··· Data extract

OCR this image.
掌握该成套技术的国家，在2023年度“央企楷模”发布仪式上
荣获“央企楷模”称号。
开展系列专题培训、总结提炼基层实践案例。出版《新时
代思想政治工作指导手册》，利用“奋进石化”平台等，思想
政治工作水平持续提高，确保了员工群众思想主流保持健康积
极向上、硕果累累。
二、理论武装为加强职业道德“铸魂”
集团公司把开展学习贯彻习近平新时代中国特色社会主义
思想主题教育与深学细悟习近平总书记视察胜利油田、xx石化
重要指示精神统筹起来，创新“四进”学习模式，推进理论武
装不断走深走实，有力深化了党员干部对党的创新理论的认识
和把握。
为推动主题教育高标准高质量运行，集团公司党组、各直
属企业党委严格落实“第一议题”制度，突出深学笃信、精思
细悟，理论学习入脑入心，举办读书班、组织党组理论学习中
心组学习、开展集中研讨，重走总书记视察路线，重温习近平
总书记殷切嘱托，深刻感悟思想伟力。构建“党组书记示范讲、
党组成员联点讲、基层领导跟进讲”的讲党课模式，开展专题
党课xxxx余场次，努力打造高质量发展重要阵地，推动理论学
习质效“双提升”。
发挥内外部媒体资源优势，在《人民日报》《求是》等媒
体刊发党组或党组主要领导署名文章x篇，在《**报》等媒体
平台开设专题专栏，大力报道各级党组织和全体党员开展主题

······

▶ **What this task involves**
Please reproduce the entire listing, exactly as shown.

▶ **Task answer**
OCR this image.
掌握该成套技术的国家，在2023年度“央企楷模”发布仪式上
荣获“央企楷模”称号。
开展系列专题培训、总结提炼基层实践案例。出版《新时
代思想政治工作指导手册》，利用“奋进石化”平台等，思想
政治工作水平持续提高，确保了员工群众思想主流保持健康积
极向上、硕果累累。
二、理论武装为加强职业道德“铸魂”
集团公司把开展学习贯彻习近平新时代中国特色社会主义
思想主题教育与深学细悟习近平总书记视察胜利油田、xx石化
重要指示精神统筹起来，创新“四进”学习模式，推进理论武
装不断走深走实，有力深化了党员干部对党的创新理论的认识
和把握。
为推动主题教育高标准高质量运行，集团公司党组、各直
属企业党委严格落实“第一议题”制度，突出深学笃信、精思
细悟，理论学习入脑入心，举办读书班、组织党组理论学习中
心组学习、开展集中研讨，重走总书记视察路线，重温习近平
总书记殷切嘱托，深刻感悟思想伟力。构建“党组书记示范讲、
党组成员联点讲、基层领导跟进讲”的讲党课模式，开展专题
党课xxxx余场次，努力打造高质量发展重要阵地，推动理论学
习质效“双提升”。
发挥内外部媒体资源优势，在《人民日报》《求是》等媒
体刊发党组或党组主要领导署名文章x篇，在《**报》等媒体
平台开设专题专栏，大力报道各级党组织和全体党员开展主题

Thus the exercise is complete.